**Record extracts**
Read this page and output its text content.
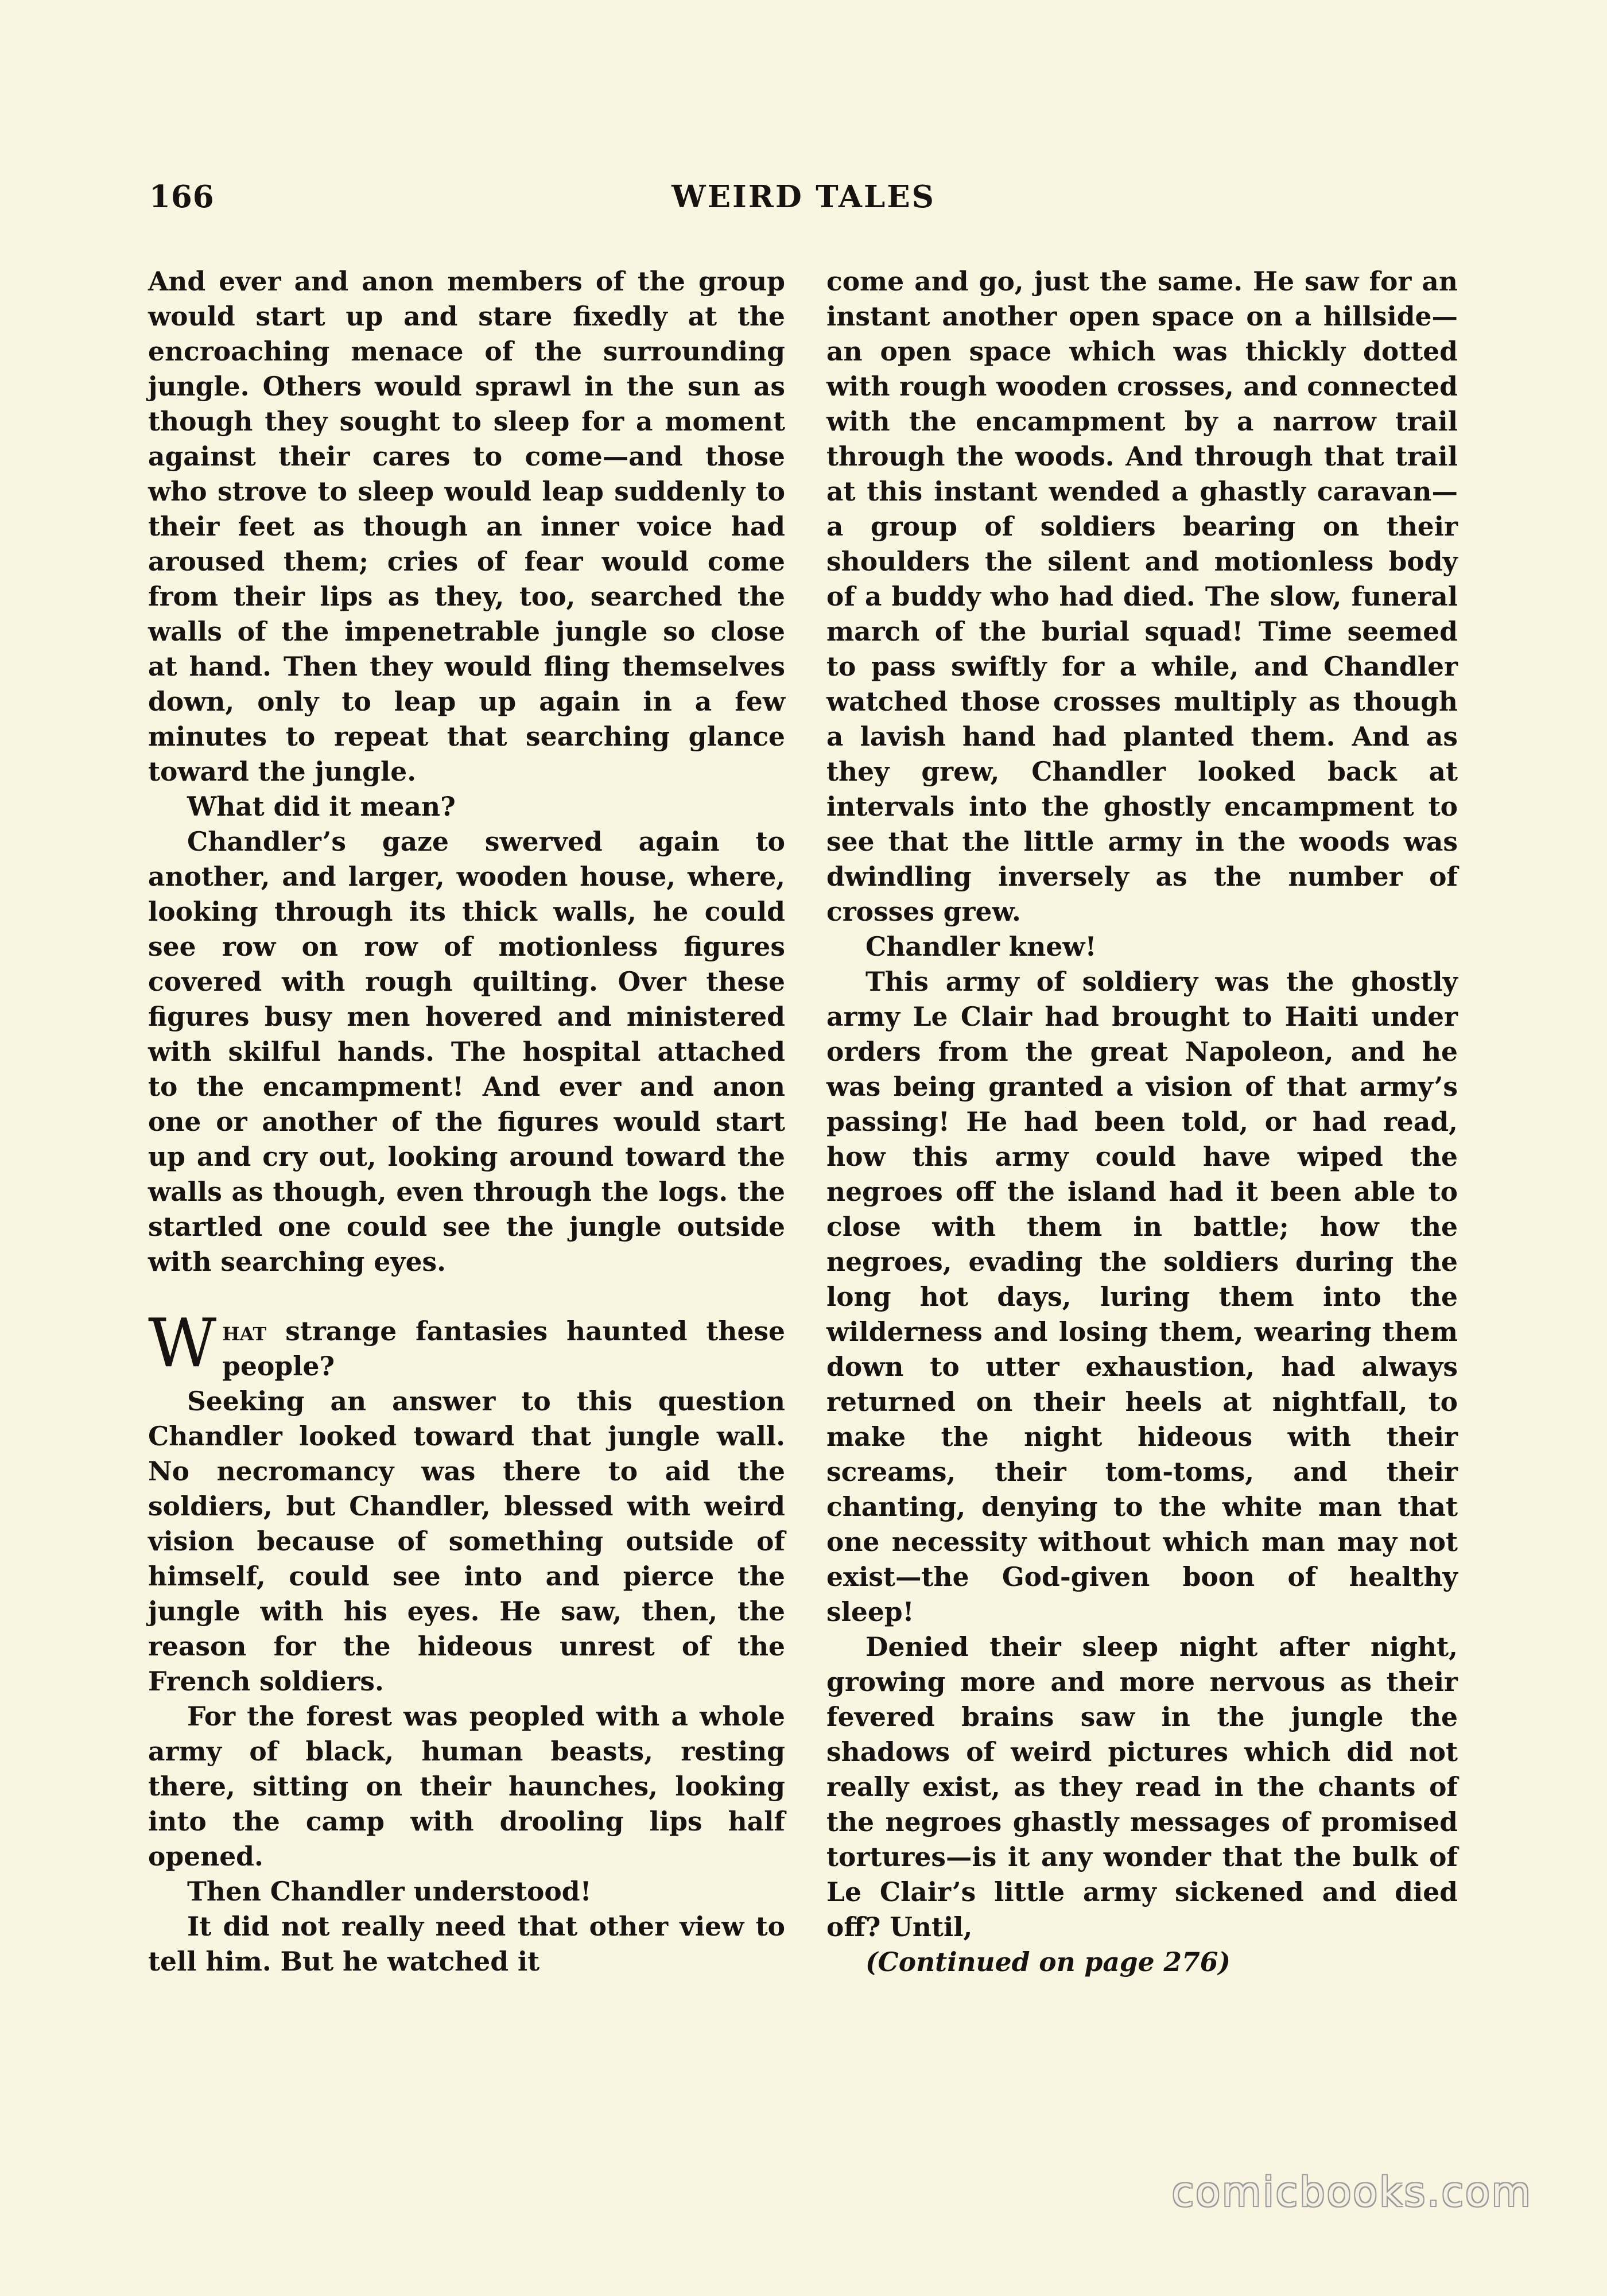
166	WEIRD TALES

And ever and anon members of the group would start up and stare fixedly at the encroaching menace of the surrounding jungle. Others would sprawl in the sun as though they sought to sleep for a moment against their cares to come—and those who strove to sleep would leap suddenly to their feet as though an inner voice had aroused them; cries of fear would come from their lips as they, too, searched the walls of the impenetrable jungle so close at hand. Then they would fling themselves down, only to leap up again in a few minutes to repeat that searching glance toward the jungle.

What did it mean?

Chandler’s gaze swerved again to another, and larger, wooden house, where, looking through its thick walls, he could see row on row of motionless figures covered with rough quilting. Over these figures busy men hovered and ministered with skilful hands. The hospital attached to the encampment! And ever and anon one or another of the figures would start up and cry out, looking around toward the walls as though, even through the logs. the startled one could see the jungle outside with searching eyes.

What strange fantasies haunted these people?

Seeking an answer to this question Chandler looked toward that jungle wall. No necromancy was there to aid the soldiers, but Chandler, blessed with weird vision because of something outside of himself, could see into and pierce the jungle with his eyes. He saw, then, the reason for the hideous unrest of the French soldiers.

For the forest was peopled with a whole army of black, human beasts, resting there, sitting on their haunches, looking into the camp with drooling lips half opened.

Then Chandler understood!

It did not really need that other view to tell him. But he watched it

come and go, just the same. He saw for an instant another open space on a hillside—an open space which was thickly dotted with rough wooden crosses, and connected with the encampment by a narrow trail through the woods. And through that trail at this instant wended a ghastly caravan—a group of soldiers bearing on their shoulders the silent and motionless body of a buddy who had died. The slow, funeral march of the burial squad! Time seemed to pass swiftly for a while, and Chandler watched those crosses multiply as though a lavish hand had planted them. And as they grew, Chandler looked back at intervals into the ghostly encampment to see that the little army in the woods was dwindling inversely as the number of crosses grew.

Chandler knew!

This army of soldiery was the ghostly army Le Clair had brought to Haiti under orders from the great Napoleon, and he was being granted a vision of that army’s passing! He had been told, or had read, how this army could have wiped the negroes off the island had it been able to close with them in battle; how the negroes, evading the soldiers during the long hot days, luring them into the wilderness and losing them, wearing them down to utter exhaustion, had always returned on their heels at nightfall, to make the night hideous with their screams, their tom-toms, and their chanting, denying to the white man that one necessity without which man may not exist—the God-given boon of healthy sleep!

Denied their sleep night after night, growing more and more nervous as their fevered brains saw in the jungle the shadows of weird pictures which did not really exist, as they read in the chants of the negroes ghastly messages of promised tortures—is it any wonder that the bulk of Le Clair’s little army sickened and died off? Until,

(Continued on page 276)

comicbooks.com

--

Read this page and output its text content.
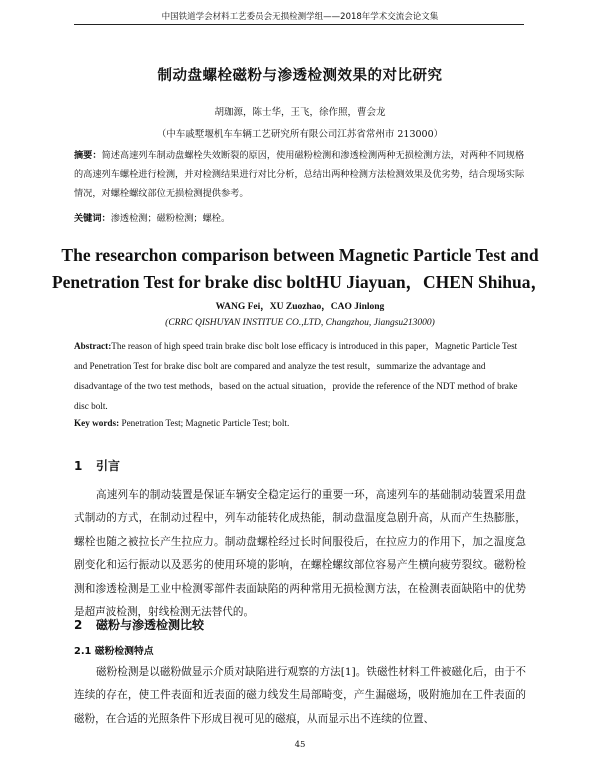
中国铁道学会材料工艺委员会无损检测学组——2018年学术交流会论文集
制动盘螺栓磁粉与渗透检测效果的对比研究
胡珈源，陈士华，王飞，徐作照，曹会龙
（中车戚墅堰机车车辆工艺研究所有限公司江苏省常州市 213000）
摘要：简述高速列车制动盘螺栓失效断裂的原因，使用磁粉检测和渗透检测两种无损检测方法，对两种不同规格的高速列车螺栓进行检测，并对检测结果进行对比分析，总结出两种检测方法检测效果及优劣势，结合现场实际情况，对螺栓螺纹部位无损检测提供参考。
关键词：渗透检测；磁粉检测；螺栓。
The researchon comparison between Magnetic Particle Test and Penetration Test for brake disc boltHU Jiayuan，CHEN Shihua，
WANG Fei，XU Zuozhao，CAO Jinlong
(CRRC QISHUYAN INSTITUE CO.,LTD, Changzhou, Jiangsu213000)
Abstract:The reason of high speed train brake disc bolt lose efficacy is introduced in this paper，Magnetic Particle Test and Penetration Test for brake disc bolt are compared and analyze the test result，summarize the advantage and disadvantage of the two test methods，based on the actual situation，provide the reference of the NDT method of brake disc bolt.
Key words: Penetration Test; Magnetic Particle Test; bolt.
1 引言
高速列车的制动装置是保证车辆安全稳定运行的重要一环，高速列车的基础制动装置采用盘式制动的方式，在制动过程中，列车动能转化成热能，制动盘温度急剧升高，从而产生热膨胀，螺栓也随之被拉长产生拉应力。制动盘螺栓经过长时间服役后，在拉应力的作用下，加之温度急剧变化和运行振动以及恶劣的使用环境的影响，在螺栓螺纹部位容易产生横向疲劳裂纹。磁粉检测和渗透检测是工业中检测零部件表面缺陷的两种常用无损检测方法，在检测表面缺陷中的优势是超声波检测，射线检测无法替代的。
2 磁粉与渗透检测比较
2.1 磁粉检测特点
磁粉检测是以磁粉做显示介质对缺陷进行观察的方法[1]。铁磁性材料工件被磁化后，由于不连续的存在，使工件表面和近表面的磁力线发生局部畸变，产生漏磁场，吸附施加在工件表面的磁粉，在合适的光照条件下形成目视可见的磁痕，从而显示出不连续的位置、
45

**Task to complete**
Look for lines containing the string "disc" and copy them all.

**Answer for the task**
The researchon comparison between Magnetic Particle Test and Penetration Test for brake disc boltHU Jiayuan，CHEN Shihua，
Abstract:The reason of high speed train brake disc bolt lose efficacy is introduced in this paper，Magnetic Particle Test and Penetration Test for brake disc bolt are compared and analyze the test result，summarize the advantage and disadvantage of the two test methods，based on the actual situation，provide the reference of the NDT method of brake disc bolt.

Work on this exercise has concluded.